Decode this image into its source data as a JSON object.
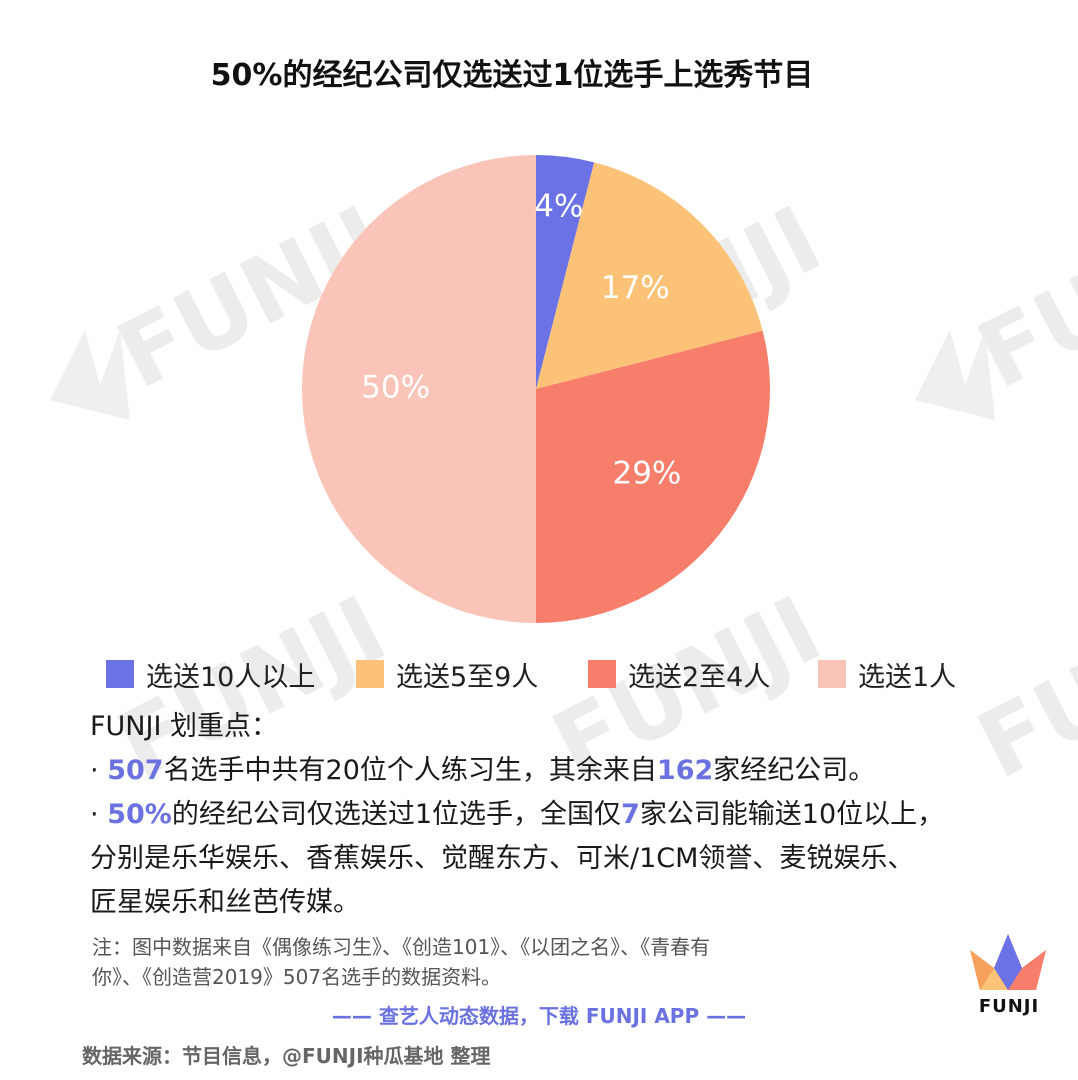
{
  "title": "50%的经纪公司仅选送过1位选手上选秀节目",
  "chart_data": {
    "type": "pie",
    "title": "50%的经纪公司仅选送过1位选手上选秀节目",
    "slices": [
      {
        "label": "选送10人以上",
        "value": 4,
        "display": "4%",
        "color": "#6b72e6"
      },
      {
        "label": "选送5至9人",
        "value": 17,
        "display": "17%",
        "color": "#fcc277"
      },
      {
        "label": "选送2至4人",
        "value": 29,
        "display": "29%",
        "color": "#f87e6c"
      },
      {
        "label": "选送1人",
        "value": 50,
        "display": "50%",
        "color": "#fbc4b8"
      }
    ],
    "legend_position": "bottom"
  },
  "notes": {
    "heading": "FUNJI 划重点：",
    "bullet": "·",
    "line1": {
      "num1": "507",
      "text1": "名选手中共有20位个人练习生，其余来自",
      "num2": "162",
      "text2": "家经纪公司。"
    },
    "line2": {
      "num1": "50%",
      "text1": "的经纪公司仅选送过1位选手，全国仅",
      "num2": "7",
      "text2": "家公司能输送10位以上，"
    },
    "line3": "分别是乐华娱乐、香蕉娱乐、觉醒东方、可米/1CM领誉、麦锐娱乐、",
    "line4": "匠星娱乐和丝芭传媒。"
  },
  "footnote": {
    "line1": "注：图中数据来自《偶像练习生》、《创造101》、《以团之名》、《青春有",
    "line2": "你》、《创造营2019》507名选手的数据资料。"
  },
  "cta": "—— 查艺人动态数据，下载 FUNJI APP ——",
  "source": "数据来源：节目信息，@FUNJI种瓜基地 整理",
  "brand": {
    "name": "FUNJI",
    "watermark": "FUNJI"
  }
}
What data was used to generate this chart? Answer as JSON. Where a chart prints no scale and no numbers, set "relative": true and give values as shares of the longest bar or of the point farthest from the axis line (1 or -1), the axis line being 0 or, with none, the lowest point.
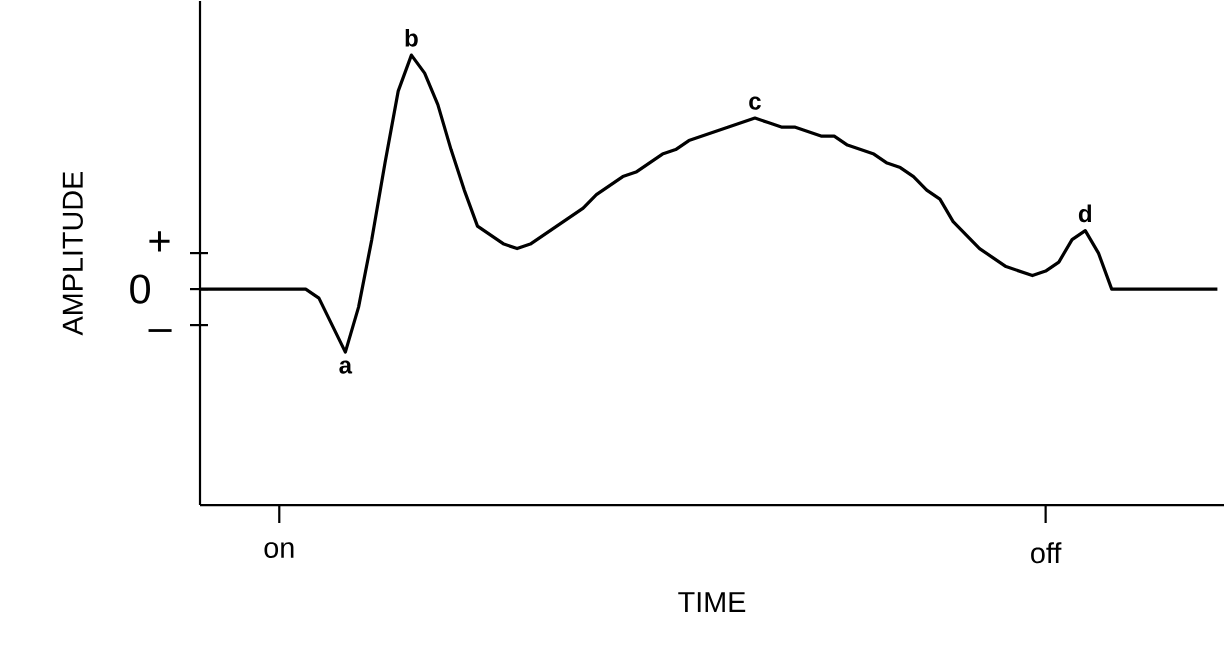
{
  "chart_data": {
    "type": "line",
    "xlabel": "TIME",
    "ylabel": "AMPLITUDE",
    "relative": true,
    "categories": [
      null,
      null,
      null,
      null,
      null,
      null,
      "on",
      null,
      null,
      null,
      null,
      null,
      null,
      null,
      null,
      null,
      null,
      null,
      null,
      null,
      null,
      null,
      null,
      null,
      null,
      null,
      null,
      null,
      null,
      null,
      null,
      null,
      null,
      null,
      null,
      null,
      null,
      null,
      null,
      null,
      null,
      null,
      null,
      null,
      null,
      null,
      null,
      null,
      null,
      null,
      null,
      null,
      null,
      null,
      null,
      null,
      null,
      null,
      null,
      null,
      null,
      null,
      null,
      null,
      "off",
      null,
      null,
      null,
      null,
      null,
      null,
      null,
      null,
      null,
      null,
      null,
      null,
      null
    ],
    "marker": "none",
    "line_style": "solid",
    "series": [
      {
        "color": "#000000",
        "values": [
          0.48,
          0.48,
          0.48,
          0.48,
          0.48,
          0.48,
          0.48,
          0.48,
          0.48,
          0.46,
          0.4,
          0.34,
          0.44,
          0.59,
          0.76,
          0.92,
          1,
          0.96,
          0.89,
          0.79,
          0.7,
          0.62,
          0.6,
          0.58,
          0.57,
          0.58,
          0.6,
          0.62,
          0.64,
          0.66,
          0.69,
          0.71,
          0.73,
          0.74,
          0.76,
          0.78,
          0.79,
          0.81,
          0.82,
          0.83,
          0.84,
          0.85,
          0.86,
          0.85,
          0.84,
          0.84,
          0.83,
          0.82,
          0.82,
          0.8,
          0.79,
          0.78,
          0.76,
          0.75,
          0.73,
          0.7,
          0.68,
          0.63,
          0.6,
          0.57,
          0.55,
          0.53,
          0.52,
          0.51,
          0.52,
          0.54,
          0.59,
          0.61,
          0.56,
          0.48,
          0.48,
          0.48,
          0.48,
          0.48,
          0.48,
          0.48,
          0.48,
          0.48
        ]
      }
    ],
    "annotations": [
      {
        "text": "a",
        "y": 0.34
      },
      {
        "text": "b",
        "y": 1
      },
      {
        "text": "c",
        "y": 0.86
      },
      {
        "text": "d",
        "y": 0.61
      },
      "+",
      "0",
      "–"
    ]
  }
}
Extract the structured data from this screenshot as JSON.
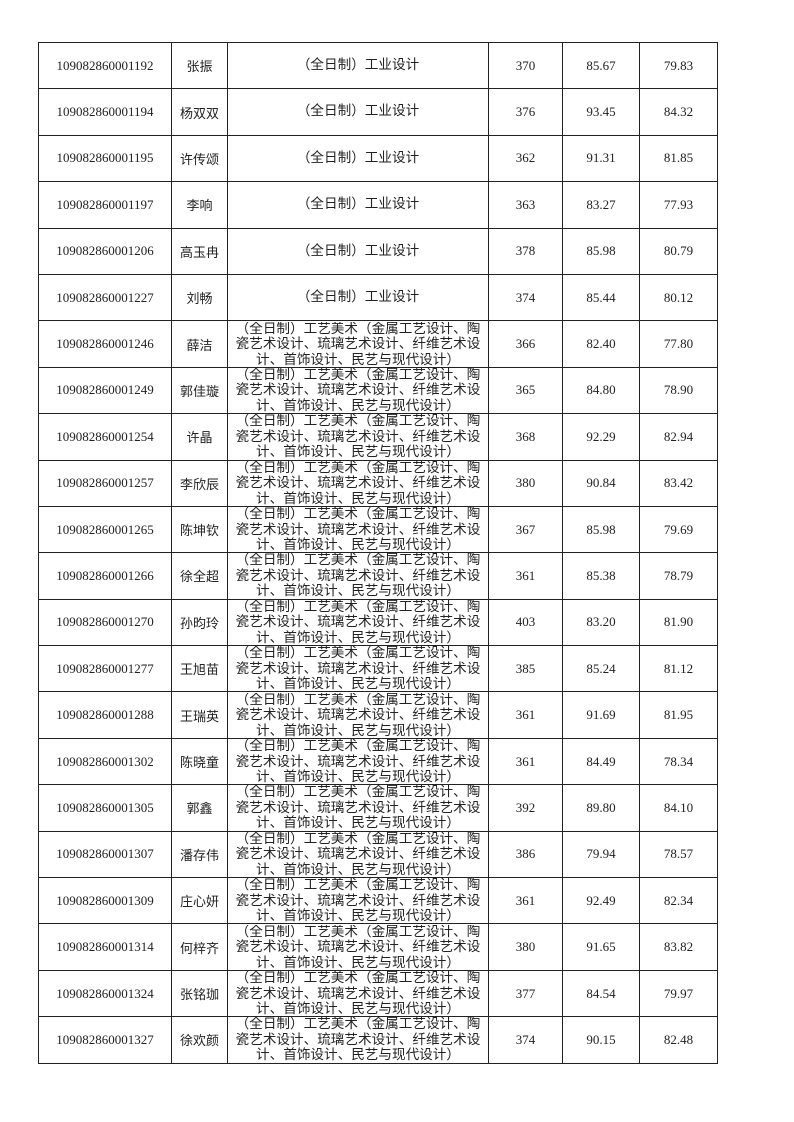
{
  "table": {
    "rows": [
      {
        "id": "109082860001192",
        "name": "张振",
        "major": "（全日制）工业设计",
        "score": "370",
        "retest": "85.67",
        "total": "79.83"
      },
      {
        "id": "109082860001194",
        "name": "杨双双",
        "major": "（全日制）工业设计",
        "score": "376",
        "retest": "93.45",
        "total": "84.32"
      },
      {
        "id": "109082860001195",
        "name": "许传颂",
        "major": "（全日制）工业设计",
        "score": "362",
        "retest": "91.31",
        "total": "81.85"
      },
      {
        "id": "109082860001197",
        "name": "李响",
        "major": "（全日制）工业设计",
        "score": "363",
        "retest": "83.27",
        "total": "77.93"
      },
      {
        "id": "109082860001206",
        "name": "高玉冉",
        "major": "（全日制）工业设计",
        "score": "378",
        "retest": "85.98",
        "total": "80.79"
      },
      {
        "id": "109082860001227",
        "name": "刘畅",
        "major": "（全日制）工业设计",
        "score": "374",
        "retest": "85.44",
        "total": "80.12"
      },
      {
        "id": "109082860001246",
        "name": "薛洁",
        "major": "（全日制）工艺美术（金属工艺设计、陶瓷艺术设计、琉璃艺术设计、纤维艺术设计、首饰设计、民艺与现代设计）",
        "score": "366",
        "retest": "82.40",
        "total": "77.80"
      },
      {
        "id": "109082860001249",
        "name": "郭佳璇",
        "major": "（全日制）工艺美术（金属工艺设计、陶瓷艺术设计、琉璃艺术设计、纤维艺术设计、首饰设计、民艺与现代设计）",
        "score": "365",
        "retest": "84.80",
        "total": "78.90"
      },
      {
        "id": "109082860001254",
        "name": "许晶",
        "major": "（全日制）工艺美术（金属工艺设计、陶瓷艺术设计、琉璃艺术设计、纤维艺术设计、首饰设计、民艺与现代设计）",
        "score": "368",
        "retest": "92.29",
        "total": "82.94"
      },
      {
        "id": "109082860001257",
        "name": "李欣辰",
        "major": "（全日制）工艺美术（金属工艺设计、陶瓷艺术设计、琉璃艺术设计、纤维艺术设计、首饰设计、民艺与现代设计）",
        "score": "380",
        "retest": "90.84",
        "total": "83.42"
      },
      {
        "id": "109082860001265",
        "name": "陈坤钦",
        "major": "（全日制）工艺美术（金属工艺设计、陶瓷艺术设计、琉璃艺术设计、纤维艺术设计、首饰设计、民艺与现代设计）",
        "score": "367",
        "retest": "85.98",
        "total": "79.69"
      },
      {
        "id": "109082860001266",
        "name": "徐全超",
        "major": "（全日制）工艺美术（金属工艺设计、陶瓷艺术设计、琉璃艺术设计、纤维艺术设计、首饰设计、民艺与现代设计）",
        "score": "361",
        "retest": "85.38",
        "total": "78.79"
      },
      {
        "id": "109082860001270",
        "name": "孙昀玲",
        "major": "（全日制）工艺美术（金属工艺设计、陶瓷艺术设计、琉璃艺术设计、纤维艺术设计、首饰设计、民艺与现代设计）",
        "score": "403",
        "retest": "83.20",
        "total": "81.90"
      },
      {
        "id": "109082860001277",
        "name": "王旭苗",
        "major": "（全日制）工艺美术（金属工艺设计、陶瓷艺术设计、琉璃艺术设计、纤维艺术设计、首饰设计、民艺与现代设计）",
        "score": "385",
        "retest": "85.24",
        "total": "81.12"
      },
      {
        "id": "109082860001288",
        "name": "王瑞英",
        "major": "（全日制）工艺美术（金属工艺设计、陶瓷艺术设计、琉璃艺术设计、纤维艺术设计、首饰设计、民艺与现代设计）",
        "score": "361",
        "retest": "91.69",
        "total": "81.95"
      },
      {
        "id": "109082860001302",
        "name": "陈晓童",
        "major": "（全日制）工艺美术（金属工艺设计、陶瓷艺术设计、琉璃艺术设计、纤维艺术设计、首饰设计、民艺与现代设计）",
        "score": "361",
        "retest": "84.49",
        "total": "78.34"
      },
      {
        "id": "109082860001305",
        "name": "郭鑫",
        "major": "（全日制）工艺美术（金属工艺设计、陶瓷艺术设计、琉璃艺术设计、纤维艺术设计、首饰设计、民艺与现代设计）",
        "score": "392",
        "retest": "89.80",
        "total": "84.10"
      },
      {
        "id": "109082860001307",
        "name": "潘存伟",
        "major": "（全日制）工艺美术（金属工艺设计、陶瓷艺术设计、琉璃艺术设计、纤维艺术设计、首饰设计、民艺与现代设计）",
        "score": "386",
        "retest": "79.94",
        "total": "78.57"
      },
      {
        "id": "109082860001309",
        "name": "庄心妍",
        "major": "（全日制）工艺美术（金属工艺设计、陶瓷艺术设计、琉璃艺术设计、纤维艺术设计、首饰设计、民艺与现代设计）",
        "score": "361",
        "retest": "92.49",
        "total": "82.34"
      },
      {
        "id": "109082860001314",
        "name": "何梓齐",
        "major": "（全日制）工艺美术（金属工艺设计、陶瓷艺术设计、琉璃艺术设计、纤维艺术设计、首饰设计、民艺与现代设计）",
        "score": "380",
        "retest": "91.65",
        "total": "83.82"
      },
      {
        "id": "109082860001324",
        "name": "张铭珈",
        "major": "（全日制）工艺美术（金属工艺设计、陶瓷艺术设计、琉璃艺术设计、纤维艺术设计、首饰设计、民艺与现代设计）",
        "score": "377",
        "retest": "84.54",
        "total": "79.97"
      },
      {
        "id": "109082860001327",
        "name": "徐欢颜",
        "major": "（全日制）工艺美术（金属工艺设计、陶瓷艺术设计、琉璃艺术设计、纤维艺术设计、首饰设计、民艺与现代设计）",
        "score": "374",
        "retest": "90.15",
        "total": "82.48"
      }
    ]
  }
}
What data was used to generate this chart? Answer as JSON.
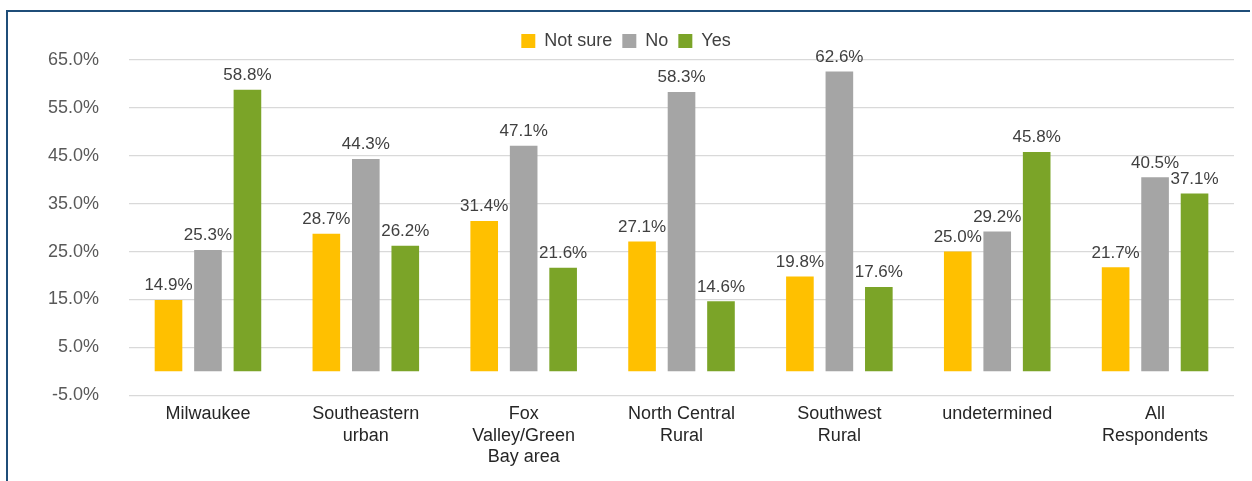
{
  "chart_data": {
    "type": "bar",
    "categories": [
      "Milwaukee",
      "Southeastern urban",
      "Fox Valley/Green Bay area",
      "North Central Rural",
      "Southwest Rural",
      "undetermined",
      "All Respondents"
    ],
    "series": [
      {
        "name": "Not sure",
        "color": "#ffc000",
        "values": [
          14.9,
          28.7,
          31.4,
          27.1,
          19.8,
          25.0,
          21.7
        ],
        "value_labels": [
          "14.9%",
          "28.7%",
          "31.4%",
          "27.1%",
          "19.8%",
          "25.0%",
          "21.7%"
        ]
      },
      {
        "name": "No",
        "color": "#a5a5a5",
        "values": [
          25.3,
          44.3,
          47.1,
          58.3,
          62.6,
          29.2,
          40.5
        ],
        "value_labels": [
          "25.3%",
          "44.3%",
          "47.1%",
          "58.3%",
          "62.6%",
          "29.2%",
          "40.5%"
        ]
      },
      {
        "name": "Yes",
        "color": "#7ba428",
        "values": [
          58.8,
          26.2,
          21.6,
          14.6,
          17.6,
          45.8,
          37.1
        ],
        "value_labels": [
          "58.8%",
          "26.2%",
          "21.6%",
          "14.6%",
          "17.6%",
          "45.8%",
          "37.1%"
        ]
      }
    ],
    "ylim": [
      -5,
      65
    ],
    "yticks": [
      {
        "value": -5,
        "label": "-5.0%"
      },
      {
        "value": 5,
        "label": "5.0%"
      },
      {
        "value": 15,
        "label": "15.0%"
      },
      {
        "value": 25,
        "label": "25.0%"
      },
      {
        "value": 35,
        "label": "35.0%"
      },
      {
        "value": 45,
        "label": "45.0%"
      },
      {
        "value": 55,
        "label": "55.0%"
      },
      {
        "value": 65,
        "label": "65.0%"
      }
    ],
    "grid": "y",
    "legend": "top"
  }
}
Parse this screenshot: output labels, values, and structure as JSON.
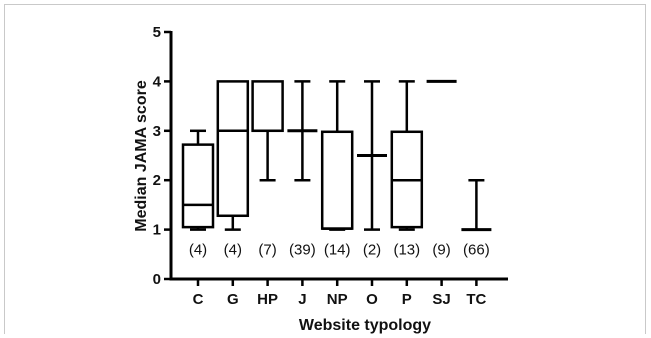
{
  "chart_data": {
    "type": "box",
    "xlabel": "Website typology",
    "ylabel": "Median JAMA score",
    "ylim": [
      0,
      5
    ],
    "yticks": [
      "0",
      "1",
      "2",
      "3",
      "4",
      "5"
    ],
    "categories": [
      "C",
      "G",
      "HP",
      "J",
      "NP",
      "O",
      "P",
      "SJ",
      "TC"
    ],
    "counts": [
      "(4)",
      "(4)",
      "(7)",
      "(39)",
      "(14)",
      "(2)",
      "(13)",
      "(9)",
      "(66)"
    ],
    "boxes": [
      {
        "min": 1,
        "q1": 1.05,
        "median": 1.5,
        "q3": 2.72,
        "max": 3
      },
      {
        "min": 1,
        "q1": 1.28,
        "median": 3,
        "q3": 4,
        "max": 4
      },
      {
        "min": 2,
        "q1": 3,
        "median": 3,
        "q3": 4,
        "max": 4
      },
      {
        "min": 2,
        "q1": 3,
        "median": 3,
        "q3": 3,
        "max": 4
      },
      {
        "min": 1,
        "q1": 1.02,
        "median": 1.02,
        "q3": 2.98,
        "max": 4
      },
      {
        "min": 1,
        "q1": 2.5,
        "median": 2.5,
        "q3": 2.5,
        "max": 4
      },
      {
        "min": 1,
        "q1": 1.05,
        "median": 2,
        "q3": 2.98,
        "max": 4
      },
      {
        "min": 4,
        "q1": 4,
        "median": 4,
        "q3": 4,
        "max": 4
      },
      {
        "min": 1,
        "q1": 1,
        "median": 1,
        "q3": 1,
        "max": 2
      }
    ]
  }
}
• • • •
With the pictures left out, write out exactly the lines from the line containing "Parse this screenshot: output" through the final line.

▶ EXERCISE SOLUTION
Parse this screenshot: output labels, values, and structure as JSON.
{
  "chart_data": {
    "type": "box",
    "xlabel": "Website typology",
    "ylabel": "Median JAMA score",
    "ylim": [
      0,
      5
    ],
    "yticks": [
      "0",
      "1",
      "2",
      "3",
      "4",
      "5"
    ],
    "categories": [
      "C",
      "G",
      "HP",
      "J",
      "NP",
      "O",
      "P",
      "SJ",
      "TC"
    ],
    "counts": [
      "(4)",
      "(4)",
      "(7)",
      "(39)",
      "(14)",
      "(2)",
      "(13)",
      "(9)",
      "(66)"
    ],
    "boxes": [
      {
        "min": 1,
        "q1": 1.05,
        "median": 1.5,
        "q3": 2.72,
        "max": 3
      },
      {
        "min": 1,
        "q1": 1.28,
        "median": 3,
        "q3": 4,
        "max": 4
      },
      {
        "min": 2,
        "q1": 3,
        "median": 3,
        "q3": 4,
        "max": 4
      },
      {
        "min": 2,
        "q1": 3,
        "median": 3,
        "q3": 3,
        "max": 4
      },
      {
        "min": 1,
        "q1": 1.02,
        "median": 1.02,
        "q3": 2.98,
        "max": 4
      },
      {
        "min": 1,
        "q1": 2.5,
        "median": 2.5,
        "q3": 2.5,
        "max": 4
      },
      {
        "min": 1,
        "q1": 1.05,
        "median": 2,
        "q3": 2.98,
        "max": 4
      },
      {
        "min": 4,
        "q1": 4,
        "median": 4,
        "q3": 4,
        "max": 4
      },
      {
        "min": 1,
        "q1": 1,
        "median": 1,
        "q3": 1,
        "max": 2
      }
    ]
  }
}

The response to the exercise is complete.